*Aim:*
Reproduce the listing below word for word, from its first line up to and including the line containing "close-icon[interactable] — [1346, 625, 1374, 653]".
______________________________
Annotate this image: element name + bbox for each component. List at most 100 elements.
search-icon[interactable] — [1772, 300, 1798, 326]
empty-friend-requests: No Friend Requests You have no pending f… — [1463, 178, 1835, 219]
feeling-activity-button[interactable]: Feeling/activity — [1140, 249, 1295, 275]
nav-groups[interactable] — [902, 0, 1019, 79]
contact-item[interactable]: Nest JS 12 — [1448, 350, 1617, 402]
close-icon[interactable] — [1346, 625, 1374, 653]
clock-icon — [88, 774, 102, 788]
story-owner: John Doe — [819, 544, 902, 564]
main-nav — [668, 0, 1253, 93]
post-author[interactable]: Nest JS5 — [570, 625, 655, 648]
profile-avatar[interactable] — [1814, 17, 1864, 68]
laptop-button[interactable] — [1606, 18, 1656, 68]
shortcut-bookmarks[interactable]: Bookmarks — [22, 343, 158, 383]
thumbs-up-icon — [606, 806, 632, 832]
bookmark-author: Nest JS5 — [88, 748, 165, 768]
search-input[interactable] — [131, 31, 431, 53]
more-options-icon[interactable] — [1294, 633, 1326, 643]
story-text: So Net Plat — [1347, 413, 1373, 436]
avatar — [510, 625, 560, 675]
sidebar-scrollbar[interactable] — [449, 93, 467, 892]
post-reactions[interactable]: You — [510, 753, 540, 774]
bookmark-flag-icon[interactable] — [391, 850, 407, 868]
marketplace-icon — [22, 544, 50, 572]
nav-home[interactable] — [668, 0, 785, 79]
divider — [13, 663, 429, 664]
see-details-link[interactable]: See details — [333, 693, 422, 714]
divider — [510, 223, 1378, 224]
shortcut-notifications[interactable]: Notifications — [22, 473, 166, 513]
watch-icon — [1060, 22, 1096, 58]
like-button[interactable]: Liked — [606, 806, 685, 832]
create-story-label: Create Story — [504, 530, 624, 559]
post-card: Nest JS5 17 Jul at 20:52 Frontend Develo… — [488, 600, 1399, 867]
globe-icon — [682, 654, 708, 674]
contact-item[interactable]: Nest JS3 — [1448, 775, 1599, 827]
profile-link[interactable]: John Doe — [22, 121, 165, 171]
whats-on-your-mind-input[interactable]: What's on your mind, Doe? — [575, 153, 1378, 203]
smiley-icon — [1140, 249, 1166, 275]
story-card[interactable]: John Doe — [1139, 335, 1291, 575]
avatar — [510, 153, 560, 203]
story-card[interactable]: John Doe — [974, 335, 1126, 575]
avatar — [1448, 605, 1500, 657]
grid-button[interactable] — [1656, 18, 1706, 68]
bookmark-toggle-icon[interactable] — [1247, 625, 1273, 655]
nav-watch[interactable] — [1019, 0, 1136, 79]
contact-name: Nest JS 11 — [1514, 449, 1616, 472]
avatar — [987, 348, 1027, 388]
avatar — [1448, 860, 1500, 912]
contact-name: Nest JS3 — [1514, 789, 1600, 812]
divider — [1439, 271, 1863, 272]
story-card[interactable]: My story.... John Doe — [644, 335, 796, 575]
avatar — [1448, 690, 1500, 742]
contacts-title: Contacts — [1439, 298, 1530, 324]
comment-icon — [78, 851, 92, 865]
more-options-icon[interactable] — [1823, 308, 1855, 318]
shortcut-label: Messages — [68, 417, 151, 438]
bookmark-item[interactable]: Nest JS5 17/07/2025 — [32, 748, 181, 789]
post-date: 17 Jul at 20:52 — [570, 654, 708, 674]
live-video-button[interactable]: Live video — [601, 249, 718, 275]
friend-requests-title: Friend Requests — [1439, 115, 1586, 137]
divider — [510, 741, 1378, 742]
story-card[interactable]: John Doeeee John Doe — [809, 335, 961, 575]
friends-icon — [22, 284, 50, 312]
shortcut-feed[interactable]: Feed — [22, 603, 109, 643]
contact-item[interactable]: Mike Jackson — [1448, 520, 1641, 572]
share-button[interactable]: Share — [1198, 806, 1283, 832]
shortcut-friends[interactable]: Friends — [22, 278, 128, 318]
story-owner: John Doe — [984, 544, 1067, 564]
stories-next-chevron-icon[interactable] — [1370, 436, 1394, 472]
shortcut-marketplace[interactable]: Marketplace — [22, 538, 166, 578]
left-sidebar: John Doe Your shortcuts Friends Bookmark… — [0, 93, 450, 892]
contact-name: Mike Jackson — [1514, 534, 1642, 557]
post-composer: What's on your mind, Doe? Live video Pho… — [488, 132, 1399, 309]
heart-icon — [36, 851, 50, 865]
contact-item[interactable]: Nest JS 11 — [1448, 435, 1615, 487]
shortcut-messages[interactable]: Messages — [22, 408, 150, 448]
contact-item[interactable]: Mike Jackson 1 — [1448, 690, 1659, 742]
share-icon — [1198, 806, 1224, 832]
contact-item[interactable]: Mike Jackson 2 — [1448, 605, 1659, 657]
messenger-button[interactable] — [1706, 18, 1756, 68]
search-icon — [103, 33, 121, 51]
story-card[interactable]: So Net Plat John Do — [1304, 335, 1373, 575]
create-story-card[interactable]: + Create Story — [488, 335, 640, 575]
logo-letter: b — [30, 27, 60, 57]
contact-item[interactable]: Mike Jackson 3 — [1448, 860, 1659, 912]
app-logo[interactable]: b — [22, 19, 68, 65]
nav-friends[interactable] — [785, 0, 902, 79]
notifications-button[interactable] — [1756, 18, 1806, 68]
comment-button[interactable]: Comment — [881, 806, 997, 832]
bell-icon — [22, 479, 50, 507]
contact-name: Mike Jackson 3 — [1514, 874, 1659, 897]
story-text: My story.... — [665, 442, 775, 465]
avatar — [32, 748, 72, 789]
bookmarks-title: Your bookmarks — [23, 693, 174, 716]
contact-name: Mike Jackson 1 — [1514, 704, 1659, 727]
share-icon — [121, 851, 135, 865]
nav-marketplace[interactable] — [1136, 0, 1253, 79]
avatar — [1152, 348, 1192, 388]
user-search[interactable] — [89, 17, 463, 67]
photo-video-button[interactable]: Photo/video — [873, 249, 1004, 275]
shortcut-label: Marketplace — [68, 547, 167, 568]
______________________________
*Response to the task:*
Annotate this image: element name + bbox for each component. List at most 100 elements.
search-icon[interactable] — [1772, 300, 1798, 326]
empty-friend-requests: No Friend Requests You have no pending f… — [1463, 178, 1835, 219]
feeling-activity-button[interactable]: Feeling/activity — [1140, 249, 1295, 275]
nav-groups[interactable] — [902, 0, 1019, 79]
contact-item[interactable]: Nest JS 12 — [1448, 350, 1617, 402]
close-icon[interactable] — [1346, 625, 1374, 653]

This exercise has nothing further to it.